What you will do: Output the entries verbatim, including every line.

# start of Dataset

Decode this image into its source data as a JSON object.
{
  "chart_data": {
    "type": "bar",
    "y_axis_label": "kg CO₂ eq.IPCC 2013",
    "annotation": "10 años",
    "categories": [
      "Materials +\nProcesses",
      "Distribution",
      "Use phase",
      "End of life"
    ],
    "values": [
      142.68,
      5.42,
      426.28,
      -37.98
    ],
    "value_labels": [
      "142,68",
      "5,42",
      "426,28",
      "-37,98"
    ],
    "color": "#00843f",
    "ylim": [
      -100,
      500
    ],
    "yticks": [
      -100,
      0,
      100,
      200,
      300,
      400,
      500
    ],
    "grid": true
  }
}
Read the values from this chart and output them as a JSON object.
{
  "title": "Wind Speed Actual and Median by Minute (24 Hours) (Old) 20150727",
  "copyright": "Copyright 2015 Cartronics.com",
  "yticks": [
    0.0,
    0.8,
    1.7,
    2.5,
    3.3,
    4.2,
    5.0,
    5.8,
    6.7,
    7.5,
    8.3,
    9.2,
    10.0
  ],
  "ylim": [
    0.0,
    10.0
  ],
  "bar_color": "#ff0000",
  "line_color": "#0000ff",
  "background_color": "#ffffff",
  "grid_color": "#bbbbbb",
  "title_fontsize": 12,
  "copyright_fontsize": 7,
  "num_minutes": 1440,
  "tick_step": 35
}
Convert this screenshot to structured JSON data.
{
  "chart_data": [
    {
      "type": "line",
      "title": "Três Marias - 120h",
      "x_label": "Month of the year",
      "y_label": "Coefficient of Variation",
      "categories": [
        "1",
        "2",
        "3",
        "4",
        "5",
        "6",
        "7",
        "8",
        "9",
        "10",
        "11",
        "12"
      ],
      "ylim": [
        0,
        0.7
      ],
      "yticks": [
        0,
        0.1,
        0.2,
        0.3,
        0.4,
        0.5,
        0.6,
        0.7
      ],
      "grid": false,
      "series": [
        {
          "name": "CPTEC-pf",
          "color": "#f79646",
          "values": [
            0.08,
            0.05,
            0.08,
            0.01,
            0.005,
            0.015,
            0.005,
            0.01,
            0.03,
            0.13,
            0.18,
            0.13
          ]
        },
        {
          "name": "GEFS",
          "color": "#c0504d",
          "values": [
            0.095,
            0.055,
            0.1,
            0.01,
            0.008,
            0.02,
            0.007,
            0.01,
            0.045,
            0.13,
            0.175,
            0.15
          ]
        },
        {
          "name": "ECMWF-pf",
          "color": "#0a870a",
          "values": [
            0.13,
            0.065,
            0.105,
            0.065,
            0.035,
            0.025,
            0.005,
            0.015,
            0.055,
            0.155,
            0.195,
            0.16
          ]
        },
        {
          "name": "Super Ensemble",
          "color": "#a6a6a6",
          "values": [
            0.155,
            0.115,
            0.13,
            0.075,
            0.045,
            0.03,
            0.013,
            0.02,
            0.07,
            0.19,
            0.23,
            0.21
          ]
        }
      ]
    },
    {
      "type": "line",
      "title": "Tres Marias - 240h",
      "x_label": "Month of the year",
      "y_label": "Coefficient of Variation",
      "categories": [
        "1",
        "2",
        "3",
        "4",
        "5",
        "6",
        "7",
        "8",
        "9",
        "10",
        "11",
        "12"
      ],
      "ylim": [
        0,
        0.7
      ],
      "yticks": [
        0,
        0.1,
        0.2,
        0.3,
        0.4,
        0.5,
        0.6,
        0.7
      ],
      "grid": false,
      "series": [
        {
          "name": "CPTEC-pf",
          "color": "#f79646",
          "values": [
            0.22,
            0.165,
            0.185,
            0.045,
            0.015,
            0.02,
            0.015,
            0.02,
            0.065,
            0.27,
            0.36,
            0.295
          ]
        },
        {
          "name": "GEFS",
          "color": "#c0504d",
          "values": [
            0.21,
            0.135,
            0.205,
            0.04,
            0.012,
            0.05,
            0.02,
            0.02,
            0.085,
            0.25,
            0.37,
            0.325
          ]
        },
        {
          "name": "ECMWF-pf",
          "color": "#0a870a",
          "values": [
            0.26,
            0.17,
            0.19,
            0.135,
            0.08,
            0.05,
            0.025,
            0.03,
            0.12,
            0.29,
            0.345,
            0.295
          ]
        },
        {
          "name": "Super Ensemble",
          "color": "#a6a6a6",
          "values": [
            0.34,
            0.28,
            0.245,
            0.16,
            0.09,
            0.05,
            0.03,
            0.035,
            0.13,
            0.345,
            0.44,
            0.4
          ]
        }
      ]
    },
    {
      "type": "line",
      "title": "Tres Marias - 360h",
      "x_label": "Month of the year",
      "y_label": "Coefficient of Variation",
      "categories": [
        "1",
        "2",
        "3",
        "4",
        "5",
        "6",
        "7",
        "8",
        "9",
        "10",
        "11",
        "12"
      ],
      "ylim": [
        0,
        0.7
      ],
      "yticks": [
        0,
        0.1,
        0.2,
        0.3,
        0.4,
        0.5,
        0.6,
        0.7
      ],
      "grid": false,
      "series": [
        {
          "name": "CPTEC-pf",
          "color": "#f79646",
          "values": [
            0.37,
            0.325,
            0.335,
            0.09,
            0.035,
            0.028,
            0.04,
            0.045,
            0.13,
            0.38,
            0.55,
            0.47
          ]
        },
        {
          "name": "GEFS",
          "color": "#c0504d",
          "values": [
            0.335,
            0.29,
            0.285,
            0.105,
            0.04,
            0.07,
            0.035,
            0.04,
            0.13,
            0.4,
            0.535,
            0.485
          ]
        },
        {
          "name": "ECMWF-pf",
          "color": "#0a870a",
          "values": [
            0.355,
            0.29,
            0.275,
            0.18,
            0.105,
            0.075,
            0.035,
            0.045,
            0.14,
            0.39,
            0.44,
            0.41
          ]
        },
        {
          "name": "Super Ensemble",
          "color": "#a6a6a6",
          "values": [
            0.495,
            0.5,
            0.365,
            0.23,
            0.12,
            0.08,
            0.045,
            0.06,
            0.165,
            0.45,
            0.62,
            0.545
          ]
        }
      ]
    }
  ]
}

# end of Dataset

Exercise response:
Decode this image into its source data as a JSON object.
{
  "chart_data": {
    "type": "bar",
    "y_axis_label": "kg CO₂ eq.IPCC 2013",
    "annotation": "10 años",
    "categories": [
      "Materials +\nProcesses",
      "Distribution",
      "Use phase",
      "End of life"
    ],
    "values": [
      142.68,
      5.42,
      426.28,
      -37.98
    ],
    "value_labels": [
      "142,68",
      "5,42",
      "426,28",
      "-37,98"
    ],
    "color": "#00843f",
    "ylim": [
      -100,
      500
    ],
    "yticks": [
      -100,
      0,
      100,
      200,
      300,
      400,
      500
    ],
    "grid": true
  }
}
Read the values from this chart and output them as a JSON object.
{
  "title": "Wind Speed Actual and Median by Minute (24 Hours) (Old) 20150727",
  "copyright": "Copyright 2015 Cartronics.com",
  "yticks": [
    0.0,
    0.8,
    1.7,
    2.5,
    3.3,
    4.2,
    5.0,
    5.8,
    6.7,
    7.5,
    8.3,
    9.2,
    10.0
  ],
  "ylim": [
    0.0,
    10.0
  ],
  "bar_color": "#ff0000",
  "line_color": "#0000ff",
  "background_color": "#ffffff",
  "grid_color": "#bbbbbb",
  "title_fontsize": 12,
  "copyright_fontsize": 7,
  "num_minutes": 1440,
  "tick_step": 35
}
Convert this screenshot to structured JSON data.
{
  "chart_data": [
    {
      "type": "line",
      "title": "Três Marias - 120h",
      "x_label": "Month of the year",
      "y_label": "Coefficient of Variation",
      "categories": [
        "1",
        "2",
        "3",
        "4",
        "5",
        "6",
        "7",
        "8",
        "9",
        "10",
        "11",
        "12"
      ],
      "ylim": [
        0,
        0.7
      ],
      "yticks": [
        0,
        0.1,
        0.2,
        0.3,
        0.4,
        0.5,
        0.6,
        0.7
      ],
      "grid": false,
      "series": [
        {
          "name": "CPTEC-pf",
          "color": "#f79646",
          "values": [
            0.08,
            0.05,
            0.08,
            0.01,
            0.005,
            0.015,
            0.005,
            0.01,
            0.03,
            0.13,
            0.18,
            0.13
          ]
        },
        {
          "name": "GEFS",
          "color": "#c0504d",
          "values": [
            0.095,
            0.055,
            0.1,
            0.01,
            0.008,
            0.02,
            0.007,
            0.01,
            0.045,
            0.13,
            0.175,
            0.15
          ]
        },
        {
          "name": "ECMWF-pf",
          "color": "#0a870a",
          "values": [
            0.13,
            0.065,
            0.105,
            0.065,
            0.035,
            0.025,
            0.005,
            0.015,
            0.055,
            0.155,
            0.195,
            0.16
          ]
        },
        {
          "name": "Super Ensemble",
          "color": "#a6a6a6",
          "values": [
            0.155,
            0.115,
            0.13,
            0.075,
            0.045,
            0.03,
            0.013,
            0.02,
            0.07,
            0.19,
            0.23,
            0.21
          ]
        }
      ]
    },
    {
      "type": "line",
      "title": "Tres Marias - 240h",
      "x_label": "Month of the year",
      "y_label": "Coefficient of Variation",
      "categories": [
        "1",
        "2",
        "3",
        "4",
        "5",
        "6",
        "7",
        "8",
        "9",
        "10",
        "11",
        "12"
      ],
      "ylim": [
        0,
        0.7
      ],
      "yticks": [
        0,
        0.1,
        0.2,
        0.3,
        0.4,
        0.5,
        0.6,
        0.7
      ],
      "grid": false,
      "series": [
        {
          "name": "CPTEC-pf",
          "color": "#f79646",
          "values": [
            0.22,
            0.165,
            0.185,
            0.045,
            0.015,
            0.02,
            0.015,
            0.02,
            0.065,
            0.27,
            0.36,
            0.295
          ]
        },
        {
          "name": "GEFS",
          "color": "#c0504d",
          "values": [
            0.21,
            0.135,
            0.205,
            0.04,
            0.012,
            0.05,
            0.02,
            0.02,
            0.085,
            0.25,
            0.37,
            0.325
          ]
        },
        {
          "name": "ECMWF-pf",
          "color": "#0a870a",
          "values": [
            0.26,
            0.17,
            0.19,
            0.135,
            0.08,
            0.05,
            0.025,
            0.03,
            0.12,
            0.29,
            0.345,
            0.295
          ]
        },
        {
          "name": "Super Ensemble",
          "color": "#a6a6a6",
          "values": [
            0.34,
            0.28,
            0.245,
            0.16,
            0.09,
            0.05,
            0.03,
            0.035,
            0.13,
            0.345,
            0.44,
            0.4
          ]
        }
      ]
    },
    {
      "type": "line",
      "title": "Tres Marias - 360h",
      "x_label": "Month of the year",
      "y_label": "Coefficient of Variation",
      "categories": [
        "1",
        "2",
        "3",
        "4",
        "5",
        "6",
        "7",
        "8",
        "9",
        "10",
        "11",
        "12"
      ],
      "ylim": [
        0,
        0.7
      ],
      "yticks": [
        0,
        0.1,
        0.2,
        0.3,
        0.4,
        0.5,
        0.6,
        0.7
      ],
      "grid": false,
      "series": [
        {
          "name": "CPTEC-pf",
          "color": "#f79646",
          "values": [
            0.37,
            0.325,
            0.335,
            0.09,
            0.035,
            0.028,
            0.04,
            0.045,
            0.13,
            0.38,
            0.55,
            0.47
          ]
        },
        {
          "name": "GEFS",
          "color": "#c0504d",
          "values": [
            0.335,
            0.29,
            0.285,
            0.105,
            0.04,
            0.07,
            0.035,
            0.04,
            0.13,
            0.4,
            0.535,
            0.485
          ]
        },
        {
          "name": "ECMWF-pf",
          "color": "#0a870a",
          "values": [
            0.355,
            0.29,
            0.275,
            0.18,
            0.105,
            0.075,
            0.035,
            0.045,
            0.14,
            0.39,
            0.44,
            0.41
          ]
        },
        {
          "name": "Super Ensemble",
          "color": "#a6a6a6",
          "values": [
            0.495,
            0.5,
            0.365,
            0.23,
            0.12,
            0.08,
            0.045,
            0.06,
            0.165,
            0.45,
            0.62,
            0.545
          ]
        }
      ]
    }
  ]
}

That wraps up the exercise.